Schriftliche Aufgabe 1 —
Aktualisiere in den Einträgen den Abschnitt vom Anfang bis einschließlich der Zeile mit „glossary-definition (372, 245, 792, 264)“, indem du „glossary-term“ durch „term“ ersetzt und alles Übrige unverändert lässt.
****************************************
Oberlandesgericht Karlsruhe Beschluss, 07. Sept. 2004 - 15 AR 24/04

bei uns veröffentlicht am07.09.2004

Tenor

Als zuständiges Gericht wird das Amtsgericht Karlsruhe bestimmt.

Gründe

 
I. Mit Beschluss vom 23.01.2003 hat das Amtsgericht - Vollstreckungsgericht - in B. auf Antrag des Gläubigers Ansprüche der Schuldnerin gegen die Drittschuldnerin gepfändet. Am 17.05.2004 hat der Gläubiger beim Amtsgericht K. - Vollstreckungsgericht - beantragt, die gepfändeten Ansprüche der Gläubigerin zur Einziehung zu überweisen. Er hat angegeben, die Schuldnerin (genauer: die Rechtsnachfolgerin der Schuldnerin im Pfändungsbeschluss des Amtsgerichts in B. vom 23.01.2003), habe ihren Sitz inzwischen in K..
Auf einen entsprechenden Hinweis des Amtsgerichts - Vollstreckungsgerichts - K. hat der Gläubiger mit Schriftsatz vom 27.05.2004 hilfsweise beantragt, das Verfahren an das Amtsgericht in B. zu verweisen. Mit Beschluss vom 02.06.2004 hat sich das Amtsgericht K. für örtlich unzuständig erklärt und das Vollstreckungsverfahren an das Amtsgericht in B. verwiesen. Das Amtsgericht K. hat die Auffassung vertreten, die beim Amtsgericht in B. im Pfändungsverfahren begründete örtliche Zuständigkeit bleibe auch für den Antrag auf Überweisung der Forderung zur Einziehung bestehen.
****************************************
Schriftliche Aufgabe 2 —
Fasse den Absatz des Beschlusses, der mit „Auf einen entsprechenden Hinweis“ beginnt, als kurze Liste mit seinen wesentlichen Angaben zusammen.

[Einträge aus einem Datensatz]
****************************************
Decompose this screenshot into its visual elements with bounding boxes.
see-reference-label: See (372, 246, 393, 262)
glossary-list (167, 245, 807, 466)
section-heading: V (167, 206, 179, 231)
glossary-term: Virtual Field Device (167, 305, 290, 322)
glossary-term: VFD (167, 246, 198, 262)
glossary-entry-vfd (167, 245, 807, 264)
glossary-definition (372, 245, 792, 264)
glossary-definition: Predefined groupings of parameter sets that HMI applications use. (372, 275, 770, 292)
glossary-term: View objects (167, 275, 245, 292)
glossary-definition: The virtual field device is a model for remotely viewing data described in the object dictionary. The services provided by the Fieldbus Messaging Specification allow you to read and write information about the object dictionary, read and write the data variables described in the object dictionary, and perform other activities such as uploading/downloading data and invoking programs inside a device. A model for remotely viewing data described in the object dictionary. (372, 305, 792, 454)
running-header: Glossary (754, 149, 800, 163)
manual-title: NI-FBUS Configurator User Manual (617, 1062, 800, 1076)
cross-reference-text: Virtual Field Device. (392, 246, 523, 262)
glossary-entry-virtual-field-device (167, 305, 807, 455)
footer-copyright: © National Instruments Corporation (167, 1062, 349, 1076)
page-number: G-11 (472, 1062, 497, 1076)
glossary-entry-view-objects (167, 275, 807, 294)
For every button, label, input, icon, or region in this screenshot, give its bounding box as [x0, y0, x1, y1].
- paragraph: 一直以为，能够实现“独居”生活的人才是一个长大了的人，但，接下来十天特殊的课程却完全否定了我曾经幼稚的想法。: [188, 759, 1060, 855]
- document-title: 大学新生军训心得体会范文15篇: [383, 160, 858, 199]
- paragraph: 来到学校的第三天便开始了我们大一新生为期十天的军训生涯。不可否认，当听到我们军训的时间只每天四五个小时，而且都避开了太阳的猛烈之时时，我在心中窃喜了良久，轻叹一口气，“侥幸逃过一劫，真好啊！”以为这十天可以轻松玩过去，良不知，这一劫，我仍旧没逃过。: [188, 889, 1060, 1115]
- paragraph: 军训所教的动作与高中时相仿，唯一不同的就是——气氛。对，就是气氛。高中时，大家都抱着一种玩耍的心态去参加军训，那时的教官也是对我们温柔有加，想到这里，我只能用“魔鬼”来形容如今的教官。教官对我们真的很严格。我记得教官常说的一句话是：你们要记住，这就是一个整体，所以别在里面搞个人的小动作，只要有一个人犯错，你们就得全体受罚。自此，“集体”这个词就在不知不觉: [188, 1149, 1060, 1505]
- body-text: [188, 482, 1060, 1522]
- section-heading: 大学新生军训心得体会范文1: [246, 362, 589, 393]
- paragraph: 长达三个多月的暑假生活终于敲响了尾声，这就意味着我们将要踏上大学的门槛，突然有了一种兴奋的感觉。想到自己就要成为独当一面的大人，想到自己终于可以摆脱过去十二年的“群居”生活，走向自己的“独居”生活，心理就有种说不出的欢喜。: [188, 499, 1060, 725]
****************************************
Ergebnis 1 —
Decompose this screenshot into its visual elements with bounding boxes.
see-reference-label: See (372, 246, 393, 262)
glossary-list (167, 245, 807, 466)
section-heading: V (167, 206, 179, 231)
term: Virtual Field Device (167, 305, 290, 322)
term: VFD (167, 246, 198, 262)
glossary-entry-vfd (167, 245, 807, 264)
glossary-definition (372, 245, 792, 264)

Ergebnis 2 —
- Nach einem Hinweis des Amtsgerichts K. beantragte der Gläubiger am 27.05.2004 hilfsweise die Verweisung an das Amtsgericht in B.
- Mit Beschluss vom 02.06.2004 erklärte sich das Amtsgericht K. für örtlich unzuständig und verwies das Vollstreckungsverfahren an das Amtsgericht in B.
- Das Amtsgericht K. vertrat die Auffassung, die im Pfändungsverfahren in B. begründete örtliche Zuständigkeit bestehe auch für den Antrag auf Überweisung zur Einziehung fort.